begin SUPPLIED MATERIAL
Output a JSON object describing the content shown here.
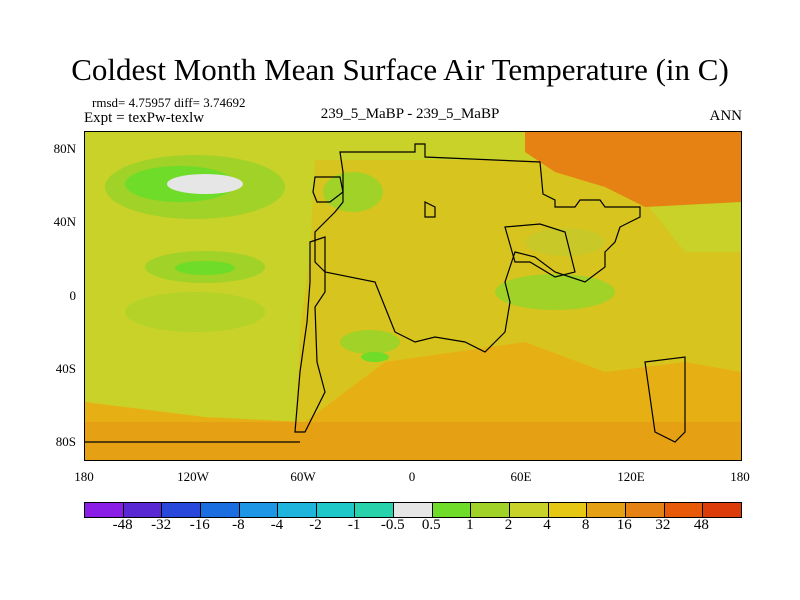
{
  "title": "Coldest Month Mean Surface Air Temperature (in C)",
  "stats": "rmsd= 4.75957 diff= 3.74692",
  "expt": "Expt = texPw-texlw",
  "case_id": "239_5_MaBP - 239_5_MaBP",
  "season": "ANN",
  "map": {
    "lat_labels": [
      "80N",
      "40N",
      "0",
      "40S",
      "80S"
    ],
    "lon_labels": [
      "180",
      "120W",
      "60W",
      "0",
      "60E",
      "120E",
      "180"
    ]
  },
  "colorbar": {
    "labels": [
      "-48",
      "-32",
      "-16",
      "-8",
      "-4",
      "-2",
      "-1",
      "-0.5",
      "0.5",
      "1",
      "2",
      "4",
      "8",
      "16",
      "32",
      "48"
    ],
    "colors": [
      "#8a1ee6",
      "#5a28d2",
      "#2848dc",
      "#1a6ee0",
      "#1e96e6",
      "#1eb4dc",
      "#1ec8c8",
      "#28d2aa",
      "#e6e6e6",
      "#6edc28",
      "#a0d228",
      "#c8d228",
      "#e6c814",
      "#e6a014",
      "#e68214",
      "#e65a0a",
      "#dc3c0a"
    ]
  }
}
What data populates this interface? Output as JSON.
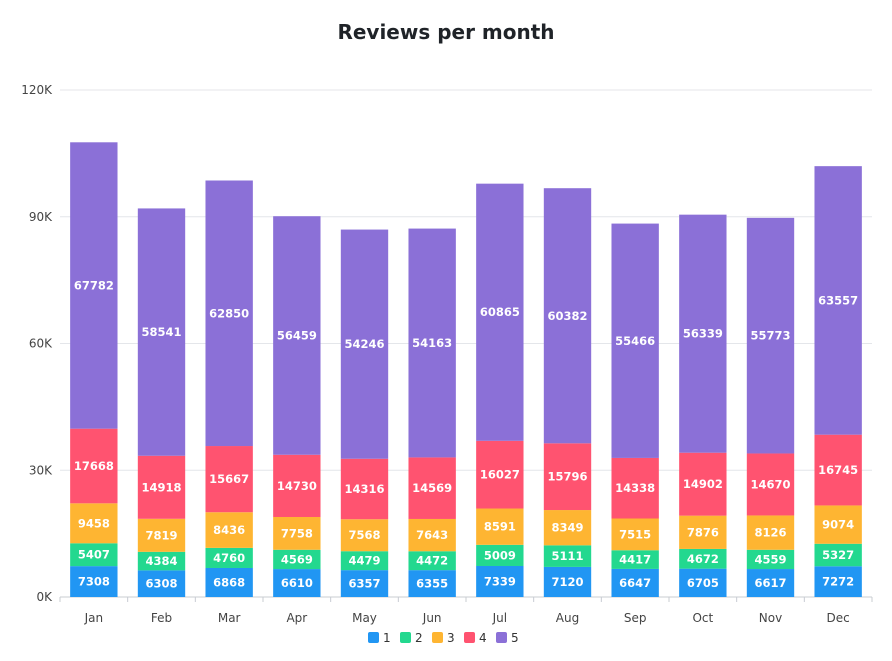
{
  "chart_data": {
    "type": "bar",
    "stacked": true,
    "title": "Reviews per month",
    "categories": [
      "Jan",
      "Feb",
      "Mar",
      "Apr",
      "May",
      "Jun",
      "Jul",
      "Aug",
      "Sep",
      "Oct",
      "Nov",
      "Dec"
    ],
    "series": [
      {
        "name": "1",
        "color": "#2196f3",
        "values": [
          7308,
          6308,
          6868,
          6610,
          6357,
          6355,
          7339,
          7120,
          6647,
          6705,
          6617,
          7272
        ]
      },
      {
        "name": "2",
        "color": "#23d88f",
        "values": [
          5407,
          4384,
          4760,
          4569,
          4479,
          4472,
          5009,
          5111,
          4417,
          4672,
          4559,
          5327
        ]
      },
      {
        "name": "3",
        "color": "#feb532",
        "values": [
          9458,
          7819,
          8436,
          7758,
          7568,
          7643,
          8591,
          8349,
          7515,
          7876,
          8126,
          9074
        ]
      },
      {
        "name": "4",
        "color": "#ff5370",
        "values": [
          17668,
          14918,
          15667,
          14730,
          14316,
          14569,
          16027,
          15796,
          14338,
          14902,
          14670,
          16745
        ]
      },
      {
        "name": "5",
        "color": "#8b70d7",
        "values": [
          67782,
          58541,
          62850,
          56459,
          54246,
          54163,
          60865,
          60382,
          55466,
          56339,
          55773,
          63557
        ]
      }
    ],
    "ylim": [
      0,
      120000
    ],
    "yticks": [
      0,
      30000,
      60000,
      90000,
      120000
    ],
    "ytick_labels": [
      "0K",
      "30K",
      "60K",
      "90K",
      "120K"
    ],
    "grid": true,
    "legend_position": "bottom-center"
  }
}
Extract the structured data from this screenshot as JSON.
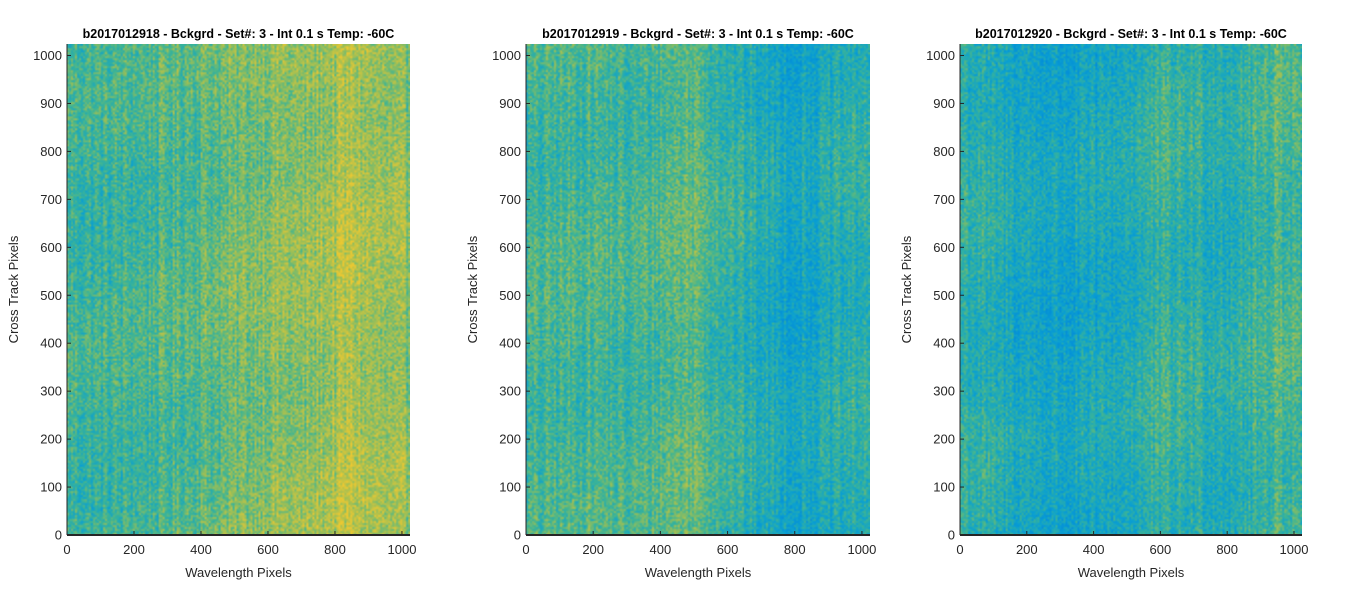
{
  "chart_data": [
    {
      "type": "heatmap",
      "title": "b2017012918 - Bckgrd - Set#: 3 - Int 0.1 s Temp: -60C",
      "xlabel": "Wavelength Pixels",
      "ylabel": "Cross Track Pixels",
      "xlim": [
        0,
        1024
      ],
      "ylim": [
        0,
        1024
      ],
      "xticks": [
        0,
        200,
        400,
        600,
        800,
        1000
      ],
      "yticks": [
        0,
        100,
        200,
        300,
        400,
        500,
        600,
        700,
        800,
        900,
        1000
      ],
      "colormap": "parula",
      "column_profile": {
        "x": [
          0,
          100,
          200,
          300,
          400,
          500,
          600,
          700,
          800,
          850,
          900,
          1000,
          1024
        ],
        "level": [
          0.55,
          0.52,
          0.55,
          0.58,
          0.62,
          0.66,
          0.74,
          0.72,
          0.8,
          0.85,
          0.78,
          0.72,
          0.72
        ]
      }
    },
    {
      "type": "heatmap",
      "title": "b2017012919 - Bckgrd - Set#: 3 - Int 0.1 s Temp: -60C",
      "xlabel": "Wavelength Pixels",
      "ylabel": "Cross Track Pixels",
      "xlim": [
        0,
        1024
      ],
      "ylim": [
        0,
        1024
      ],
      "xticks": [
        0,
        200,
        400,
        600,
        800,
        1000
      ],
      "yticks": [
        0,
        100,
        200,
        300,
        400,
        500,
        600,
        700,
        800,
        900,
        1000
      ],
      "colormap": "parula",
      "column_profile": {
        "x": [
          0,
          100,
          200,
          300,
          400,
          500,
          600,
          700,
          800,
          900,
          1000,
          1024
        ],
        "level": [
          0.52,
          0.55,
          0.58,
          0.52,
          0.58,
          0.64,
          0.5,
          0.42,
          0.36,
          0.4,
          0.48,
          0.5
        ]
      }
    },
    {
      "type": "heatmap",
      "title": "b2017012920 - Bckgrd - Set#: 3 - Int 0.1 s Temp: -60C",
      "xlabel": "Wavelength Pixels",
      "ylabel": "Cross Track Pixels",
      "xlim": [
        0,
        1024
      ],
      "ylim": [
        0,
        1024
      ],
      "xticks": [
        0,
        200,
        400,
        600,
        800,
        1000
      ],
      "yticks": [
        0,
        100,
        200,
        300,
        400,
        500,
        600,
        700,
        800,
        900,
        1000
      ],
      "colormap": "parula",
      "column_profile": {
        "x": [
          0,
          100,
          200,
          300,
          400,
          500,
          600,
          700,
          800,
          900,
          950,
          1000,
          1024
        ],
        "level": [
          0.5,
          0.42,
          0.38,
          0.34,
          0.36,
          0.42,
          0.5,
          0.48,
          0.46,
          0.52,
          0.6,
          0.56,
          0.55
        ]
      }
    }
  ]
}
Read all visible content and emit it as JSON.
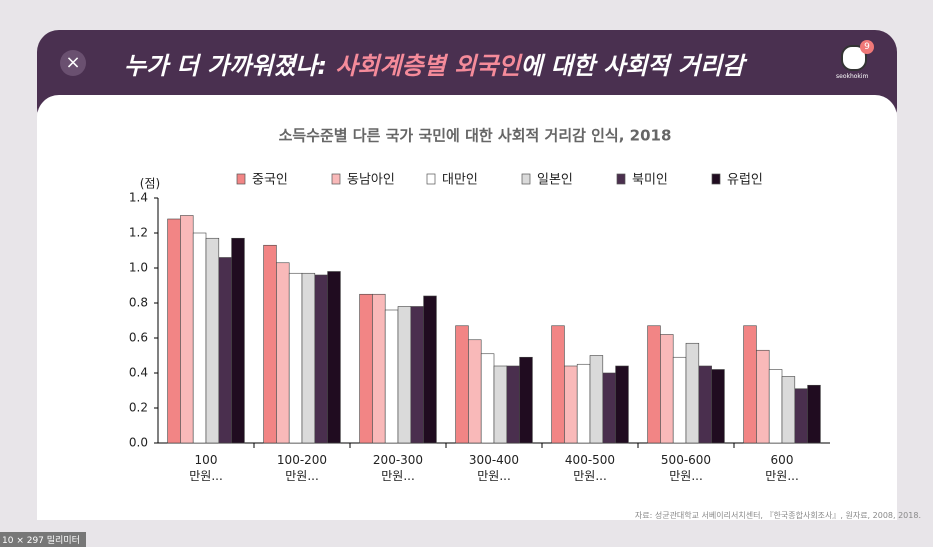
{
  "header": {
    "title_start": "누가 더 가까워졌나: ",
    "title_highlight": "사회계층별 외국인",
    "title_end": "에 대한 사회적 거리감",
    "badge": "9",
    "user": "seokhokim"
  },
  "source": "자료: 성균관대학교 서베이리서치센터, 『한국종합사회조사』, 원자료, 2008, 2018.",
  "footer_note": "10 × 297 밀리미터",
  "chart_data": {
    "type": "bar",
    "title": "소득수준별 다른 국가 국민에 대한 사회적 거리감 인식, 2018",
    "y_label": "(점)",
    "categories": [
      "100\n만원...",
      "100-200\n만원...",
      "200-300\n만원...",
      "300-400\n만원...",
      "400-500\n만원...",
      "500-600\n만원...",
      "600\n만원..."
    ],
    "series": [
      {
        "name": "중국인",
        "color": "#f28585",
        "values": [
          1.28,
          1.13,
          0.85,
          0.67,
          0.67,
          0.67,
          0.67
        ]
      },
      {
        "name": "동남아인",
        "color": "#f9b9b9",
        "values": [
          1.3,
          1.03,
          0.85,
          0.59,
          0.44,
          0.62,
          0.53
        ]
      },
      {
        "name": "대만인",
        "color": "#ffffff",
        "values": [
          1.2,
          0.97,
          0.76,
          0.51,
          0.45,
          0.49,
          0.42
        ]
      },
      {
        "name": "일본인",
        "color": "#dadada",
        "values": [
          1.17,
          0.97,
          0.78,
          0.44,
          0.5,
          0.57,
          0.38
        ]
      },
      {
        "name": "북미인",
        "color": "#4a2f4e",
        "values": [
          1.06,
          0.96,
          0.78,
          0.44,
          0.4,
          0.44,
          0.31
        ]
      },
      {
        "name": "유럽인",
        "color": "#200c20",
        "values": [
          1.17,
          0.98,
          0.84,
          0.49,
          0.44,
          0.42,
          0.33
        ]
      }
    ],
    "ylim": [
      0,
      1.4
    ],
    "yticks": [
      {
        "value": 0,
        "label": "0.0"
      },
      0.2,
      0.4,
      0.6,
      0.8,
      {
        "value": 1,
        "label": "1.0"
      },
      1.2,
      1.4
    ]
  }
}
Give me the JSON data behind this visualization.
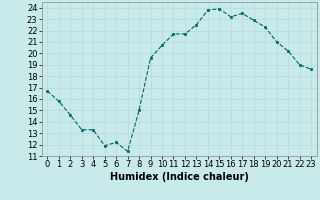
{
  "x": [
    0,
    1,
    2,
    3,
    4,
    5,
    6,
    7,
    8,
    9,
    10,
    11,
    12,
    13,
    14,
    15,
    16,
    17,
    18,
    19,
    20,
    21,
    22,
    23
  ],
  "y": [
    16.7,
    15.8,
    14.6,
    13.3,
    13.3,
    11.9,
    12.2,
    11.4,
    15.0,
    19.6,
    20.7,
    21.7,
    21.7,
    22.5,
    23.8,
    23.9,
    23.2,
    23.5,
    22.9,
    22.3,
    21.0,
    20.2,
    19.0,
    18.6
  ],
  "xlabel": "Humidex (Indice chaleur)",
  "ylabel": "",
  "title": "",
  "bg_color": "#c8eaea",
  "line_color": "#006666",
  "marker_color": "#006666",
  "grid_color": "#b8d8d8",
  "ylim": [
    11,
    24.5
  ],
  "xlim": [
    -0.5,
    23.5
  ],
  "yticks": [
    11,
    12,
    13,
    14,
    15,
    16,
    17,
    18,
    19,
    20,
    21,
    22,
    23,
    24
  ],
  "xticks": [
    0,
    1,
    2,
    3,
    4,
    5,
    6,
    7,
    8,
    9,
    10,
    11,
    12,
    13,
    14,
    15,
    16,
    17,
    18,
    19,
    20,
    21,
    22,
    23
  ],
  "tick_fontsize": 6,
  "xlabel_fontsize": 7
}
end SUPPLIED MATERIAL
• _TASK PROMPT_:
Search the entries for the word "name" and gather every line where it appears.

• _REPLY TO THE TASK_:
        "name": "1",
        "name": "2",
        "name": "3",
        "name": "4",
        "name": "5",
        "name": "중국인",
        "name": "동남아인",
        "name": "대만인",
        "name": "일본인",
        "name": "북미인",
        "name": "유럽인",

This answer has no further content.